-- WHAT YOU NEED TO DO --
Identify every line containing the word "this" and reproduce each one.

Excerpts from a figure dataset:
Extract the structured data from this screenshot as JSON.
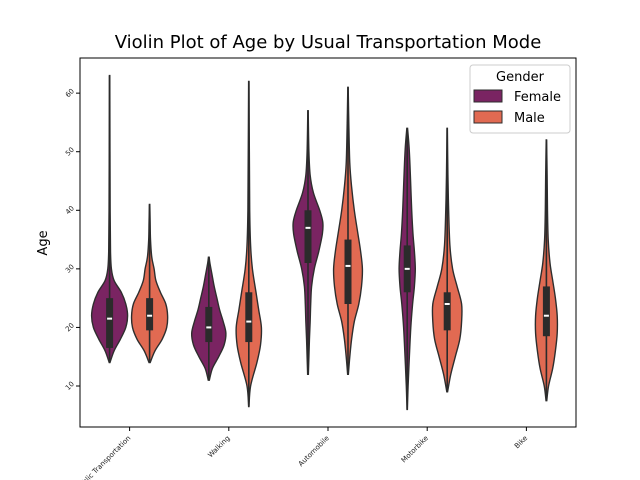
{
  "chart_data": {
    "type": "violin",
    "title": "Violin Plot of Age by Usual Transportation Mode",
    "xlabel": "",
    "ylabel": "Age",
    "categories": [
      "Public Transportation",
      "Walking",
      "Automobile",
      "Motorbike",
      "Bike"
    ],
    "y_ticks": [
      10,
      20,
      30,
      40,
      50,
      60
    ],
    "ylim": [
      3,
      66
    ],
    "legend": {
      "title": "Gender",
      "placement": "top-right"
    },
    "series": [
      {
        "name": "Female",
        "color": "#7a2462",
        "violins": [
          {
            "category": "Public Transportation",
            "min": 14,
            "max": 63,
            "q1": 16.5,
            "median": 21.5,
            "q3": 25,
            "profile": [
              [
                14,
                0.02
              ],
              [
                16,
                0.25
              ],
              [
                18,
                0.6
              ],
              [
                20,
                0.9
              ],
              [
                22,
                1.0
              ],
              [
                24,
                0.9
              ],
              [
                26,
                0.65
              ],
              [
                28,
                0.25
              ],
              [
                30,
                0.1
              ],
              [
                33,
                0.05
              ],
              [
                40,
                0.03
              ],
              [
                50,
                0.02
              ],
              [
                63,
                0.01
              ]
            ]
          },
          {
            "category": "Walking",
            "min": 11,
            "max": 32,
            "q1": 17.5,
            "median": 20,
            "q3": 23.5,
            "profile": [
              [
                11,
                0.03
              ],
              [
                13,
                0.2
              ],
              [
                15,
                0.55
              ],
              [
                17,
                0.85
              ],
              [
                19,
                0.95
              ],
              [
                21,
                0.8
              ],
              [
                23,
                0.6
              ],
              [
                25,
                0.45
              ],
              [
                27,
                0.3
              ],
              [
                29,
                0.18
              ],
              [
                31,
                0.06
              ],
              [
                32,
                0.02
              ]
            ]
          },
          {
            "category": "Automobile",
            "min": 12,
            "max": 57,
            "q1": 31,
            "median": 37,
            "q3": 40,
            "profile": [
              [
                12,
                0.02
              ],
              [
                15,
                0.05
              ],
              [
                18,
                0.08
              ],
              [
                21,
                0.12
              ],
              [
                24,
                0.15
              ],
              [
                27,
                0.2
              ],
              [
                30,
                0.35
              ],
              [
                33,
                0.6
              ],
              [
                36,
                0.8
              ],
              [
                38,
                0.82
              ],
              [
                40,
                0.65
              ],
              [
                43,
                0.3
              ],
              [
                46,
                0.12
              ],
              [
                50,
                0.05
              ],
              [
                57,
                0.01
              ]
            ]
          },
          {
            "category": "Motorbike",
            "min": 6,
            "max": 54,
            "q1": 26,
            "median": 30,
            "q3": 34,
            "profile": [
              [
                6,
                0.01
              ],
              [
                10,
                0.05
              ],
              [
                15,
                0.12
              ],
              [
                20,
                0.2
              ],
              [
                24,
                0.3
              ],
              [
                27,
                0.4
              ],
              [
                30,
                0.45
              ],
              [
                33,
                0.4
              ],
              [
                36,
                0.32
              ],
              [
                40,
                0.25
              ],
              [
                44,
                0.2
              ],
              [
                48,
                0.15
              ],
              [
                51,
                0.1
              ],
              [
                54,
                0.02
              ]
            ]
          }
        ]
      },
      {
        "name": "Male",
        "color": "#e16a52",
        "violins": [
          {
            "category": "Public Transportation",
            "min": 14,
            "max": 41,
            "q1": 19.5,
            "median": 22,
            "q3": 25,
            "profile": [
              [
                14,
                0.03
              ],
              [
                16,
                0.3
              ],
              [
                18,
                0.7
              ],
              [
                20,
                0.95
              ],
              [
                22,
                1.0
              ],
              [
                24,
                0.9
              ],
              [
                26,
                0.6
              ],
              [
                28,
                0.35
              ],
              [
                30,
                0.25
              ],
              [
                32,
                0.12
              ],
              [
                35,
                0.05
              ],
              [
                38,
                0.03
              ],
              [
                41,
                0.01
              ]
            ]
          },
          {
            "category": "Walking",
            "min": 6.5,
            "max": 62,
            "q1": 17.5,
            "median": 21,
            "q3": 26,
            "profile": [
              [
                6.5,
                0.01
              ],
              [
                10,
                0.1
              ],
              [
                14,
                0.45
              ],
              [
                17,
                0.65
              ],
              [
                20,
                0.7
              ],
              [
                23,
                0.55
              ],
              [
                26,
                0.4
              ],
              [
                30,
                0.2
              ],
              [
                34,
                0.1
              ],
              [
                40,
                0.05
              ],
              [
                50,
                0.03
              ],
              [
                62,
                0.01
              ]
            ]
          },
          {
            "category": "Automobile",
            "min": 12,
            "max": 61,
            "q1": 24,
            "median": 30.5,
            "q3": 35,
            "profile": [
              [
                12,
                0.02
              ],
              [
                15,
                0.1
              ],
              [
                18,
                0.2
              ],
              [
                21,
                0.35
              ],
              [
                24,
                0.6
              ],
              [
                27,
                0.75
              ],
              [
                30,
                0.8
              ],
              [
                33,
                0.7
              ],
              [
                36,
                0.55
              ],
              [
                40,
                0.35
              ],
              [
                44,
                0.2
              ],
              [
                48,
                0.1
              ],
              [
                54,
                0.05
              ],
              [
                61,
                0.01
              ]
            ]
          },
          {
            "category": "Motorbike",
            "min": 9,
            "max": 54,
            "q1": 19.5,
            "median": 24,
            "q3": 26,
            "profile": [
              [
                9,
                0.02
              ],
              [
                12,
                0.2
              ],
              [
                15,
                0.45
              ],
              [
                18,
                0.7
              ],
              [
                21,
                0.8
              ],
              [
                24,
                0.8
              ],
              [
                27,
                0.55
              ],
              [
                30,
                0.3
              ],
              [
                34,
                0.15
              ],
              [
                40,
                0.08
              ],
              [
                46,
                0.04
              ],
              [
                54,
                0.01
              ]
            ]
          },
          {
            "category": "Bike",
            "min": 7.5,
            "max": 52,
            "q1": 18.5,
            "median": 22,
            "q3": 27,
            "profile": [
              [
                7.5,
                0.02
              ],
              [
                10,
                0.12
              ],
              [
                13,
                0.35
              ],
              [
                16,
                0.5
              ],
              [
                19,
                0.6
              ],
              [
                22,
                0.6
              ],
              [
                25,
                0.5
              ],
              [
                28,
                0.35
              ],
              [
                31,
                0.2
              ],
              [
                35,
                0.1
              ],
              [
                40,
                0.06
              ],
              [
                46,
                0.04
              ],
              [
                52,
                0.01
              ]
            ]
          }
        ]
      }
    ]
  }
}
---
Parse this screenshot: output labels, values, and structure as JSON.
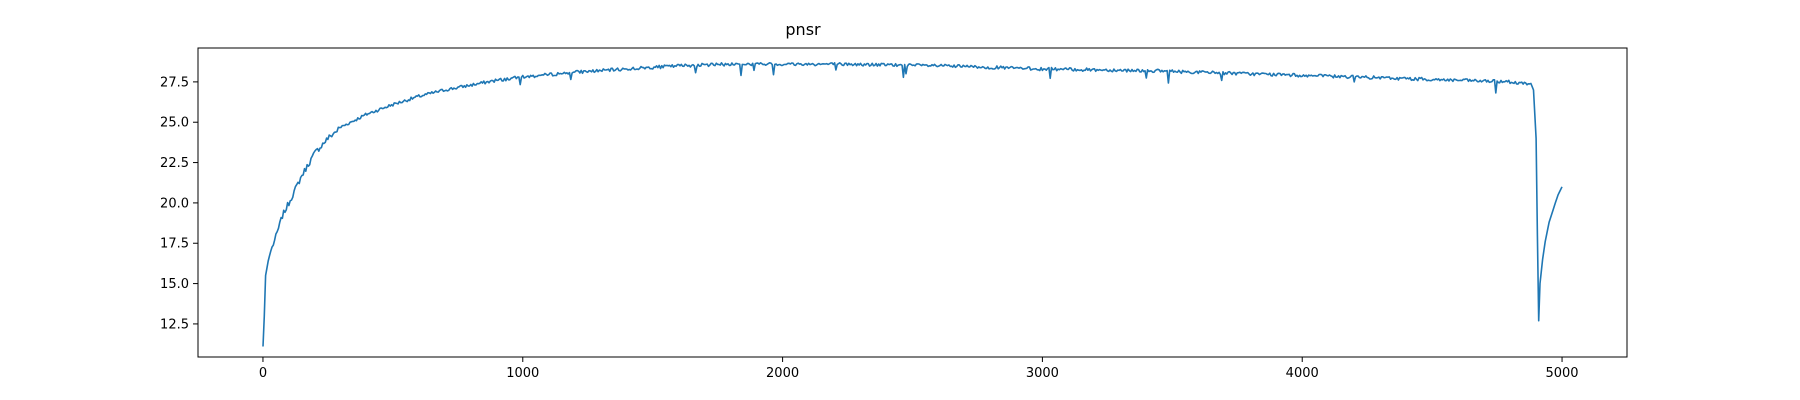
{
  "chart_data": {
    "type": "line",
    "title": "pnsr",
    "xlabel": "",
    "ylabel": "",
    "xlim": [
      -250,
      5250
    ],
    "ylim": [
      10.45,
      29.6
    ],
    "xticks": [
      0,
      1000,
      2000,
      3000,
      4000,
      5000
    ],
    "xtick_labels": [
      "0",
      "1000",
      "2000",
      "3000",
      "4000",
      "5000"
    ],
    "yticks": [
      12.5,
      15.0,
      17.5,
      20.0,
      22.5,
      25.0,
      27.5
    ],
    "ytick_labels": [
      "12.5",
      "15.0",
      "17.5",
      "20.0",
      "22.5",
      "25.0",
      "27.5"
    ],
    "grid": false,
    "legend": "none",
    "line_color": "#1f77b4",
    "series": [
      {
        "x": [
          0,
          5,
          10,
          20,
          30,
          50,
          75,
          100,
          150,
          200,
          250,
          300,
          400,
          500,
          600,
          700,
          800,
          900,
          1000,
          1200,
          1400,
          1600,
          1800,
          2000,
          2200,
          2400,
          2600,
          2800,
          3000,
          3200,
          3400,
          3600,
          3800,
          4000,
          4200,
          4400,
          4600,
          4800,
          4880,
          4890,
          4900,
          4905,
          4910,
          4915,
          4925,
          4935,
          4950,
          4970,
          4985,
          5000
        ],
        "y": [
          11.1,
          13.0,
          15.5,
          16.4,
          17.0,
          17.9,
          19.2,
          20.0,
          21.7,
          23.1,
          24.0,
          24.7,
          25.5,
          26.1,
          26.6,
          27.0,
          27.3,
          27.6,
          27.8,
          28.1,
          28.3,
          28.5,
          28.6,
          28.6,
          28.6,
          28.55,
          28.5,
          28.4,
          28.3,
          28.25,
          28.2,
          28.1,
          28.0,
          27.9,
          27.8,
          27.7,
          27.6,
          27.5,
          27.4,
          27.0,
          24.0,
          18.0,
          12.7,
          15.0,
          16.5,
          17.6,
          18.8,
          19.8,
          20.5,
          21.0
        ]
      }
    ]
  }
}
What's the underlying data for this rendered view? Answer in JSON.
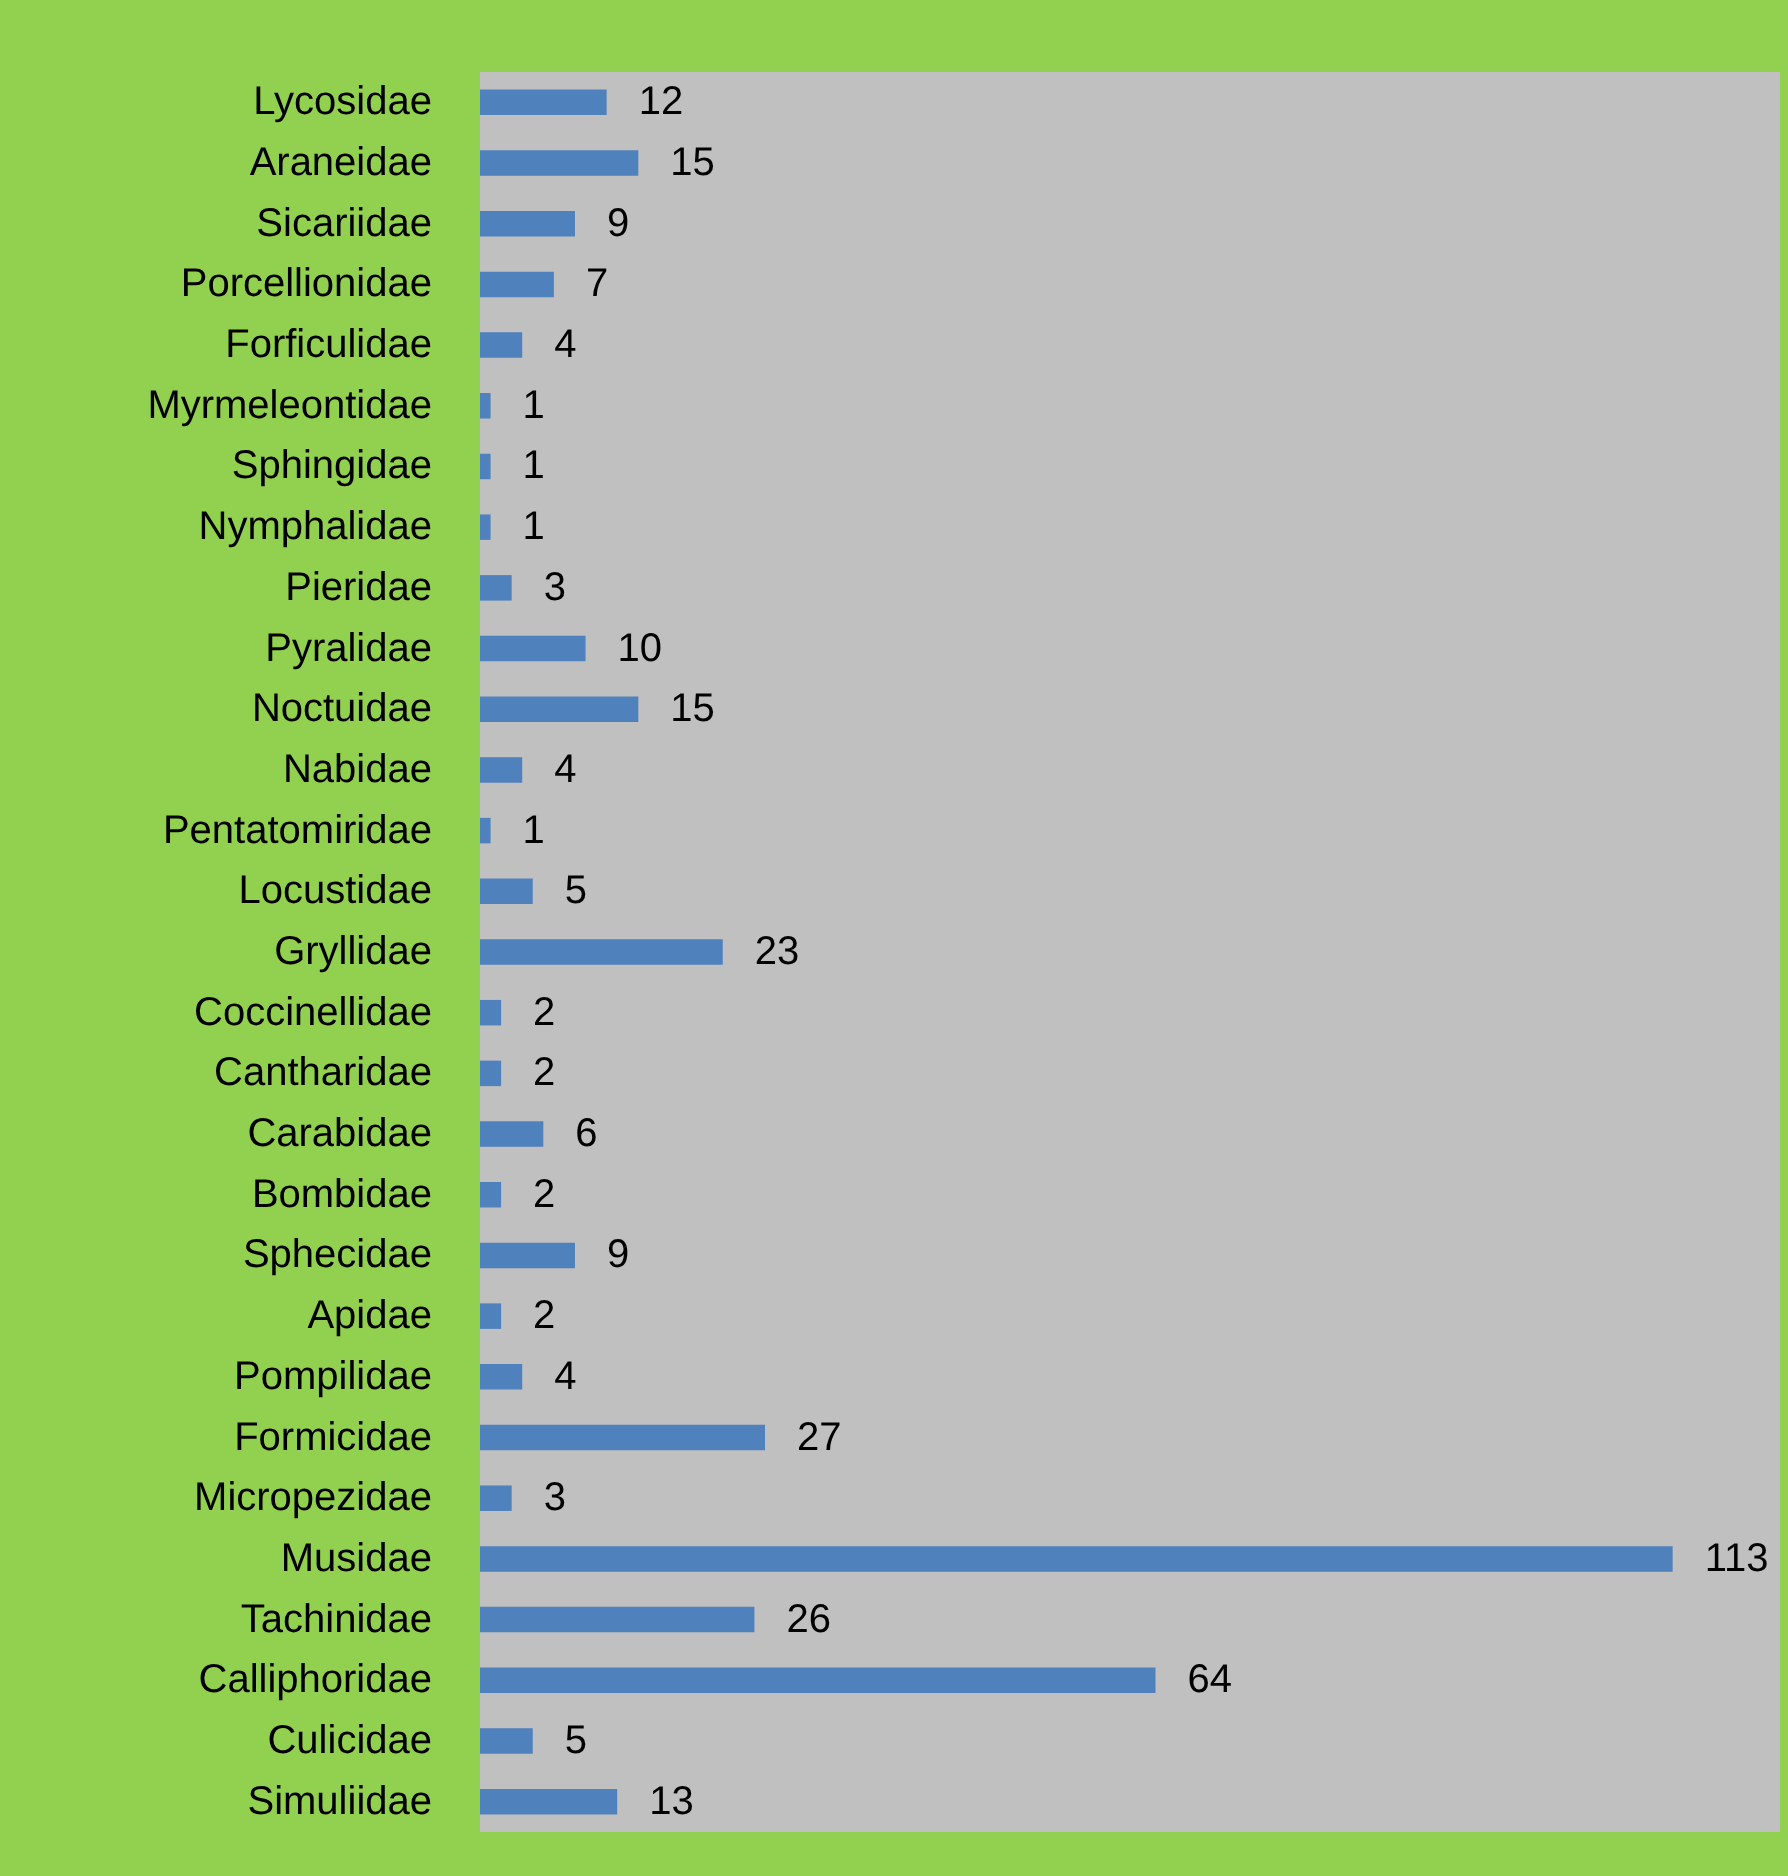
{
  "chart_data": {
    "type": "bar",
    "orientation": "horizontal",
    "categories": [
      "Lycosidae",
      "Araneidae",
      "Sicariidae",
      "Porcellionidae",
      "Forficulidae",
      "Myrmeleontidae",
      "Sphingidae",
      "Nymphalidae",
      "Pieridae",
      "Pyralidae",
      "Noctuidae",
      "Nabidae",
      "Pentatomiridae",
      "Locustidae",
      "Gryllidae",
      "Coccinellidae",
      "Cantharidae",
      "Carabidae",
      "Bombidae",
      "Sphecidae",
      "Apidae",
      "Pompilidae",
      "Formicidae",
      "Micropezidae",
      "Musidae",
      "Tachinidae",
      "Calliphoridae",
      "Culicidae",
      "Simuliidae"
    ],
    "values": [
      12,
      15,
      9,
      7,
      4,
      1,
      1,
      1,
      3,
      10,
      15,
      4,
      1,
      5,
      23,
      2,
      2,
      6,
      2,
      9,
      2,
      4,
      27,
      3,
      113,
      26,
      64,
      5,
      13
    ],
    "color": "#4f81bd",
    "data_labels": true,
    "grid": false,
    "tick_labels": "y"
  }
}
* * *
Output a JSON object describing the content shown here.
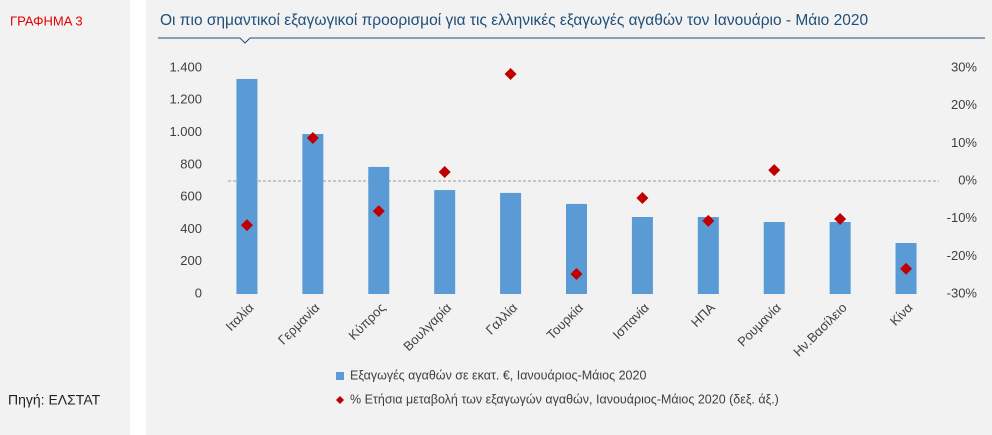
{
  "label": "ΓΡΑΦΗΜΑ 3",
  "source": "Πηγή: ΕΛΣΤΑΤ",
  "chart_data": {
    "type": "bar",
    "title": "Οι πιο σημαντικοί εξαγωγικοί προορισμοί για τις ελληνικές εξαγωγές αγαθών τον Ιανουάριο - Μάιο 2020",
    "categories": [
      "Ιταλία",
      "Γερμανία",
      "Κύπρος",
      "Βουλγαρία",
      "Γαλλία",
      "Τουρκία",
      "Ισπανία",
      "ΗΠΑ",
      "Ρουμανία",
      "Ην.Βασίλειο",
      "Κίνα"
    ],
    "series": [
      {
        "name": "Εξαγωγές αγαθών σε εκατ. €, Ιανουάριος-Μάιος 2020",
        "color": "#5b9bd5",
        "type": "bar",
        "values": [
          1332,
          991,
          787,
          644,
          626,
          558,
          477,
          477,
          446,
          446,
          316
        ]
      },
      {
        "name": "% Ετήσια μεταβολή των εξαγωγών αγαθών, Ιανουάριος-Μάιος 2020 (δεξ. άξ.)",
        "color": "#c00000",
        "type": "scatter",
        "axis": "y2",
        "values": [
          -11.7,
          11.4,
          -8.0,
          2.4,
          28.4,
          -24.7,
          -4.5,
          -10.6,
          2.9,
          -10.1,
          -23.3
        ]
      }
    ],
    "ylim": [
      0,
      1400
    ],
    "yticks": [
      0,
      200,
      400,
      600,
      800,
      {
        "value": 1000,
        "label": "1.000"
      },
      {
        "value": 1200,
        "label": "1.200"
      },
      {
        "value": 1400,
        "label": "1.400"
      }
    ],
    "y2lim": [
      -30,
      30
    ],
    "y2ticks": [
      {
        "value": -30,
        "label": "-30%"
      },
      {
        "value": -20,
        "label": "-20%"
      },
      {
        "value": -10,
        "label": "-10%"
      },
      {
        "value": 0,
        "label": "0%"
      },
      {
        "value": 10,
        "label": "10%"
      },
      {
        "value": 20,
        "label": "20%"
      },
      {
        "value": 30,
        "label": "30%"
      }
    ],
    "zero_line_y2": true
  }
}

-- CORRECT RESPONSE --
Extract the structured data from this screenshot as JSON.
Parse this screenshot: output labels, values, and structure as JSON.
What's the underlying data for this rendered view? Answer in JSON.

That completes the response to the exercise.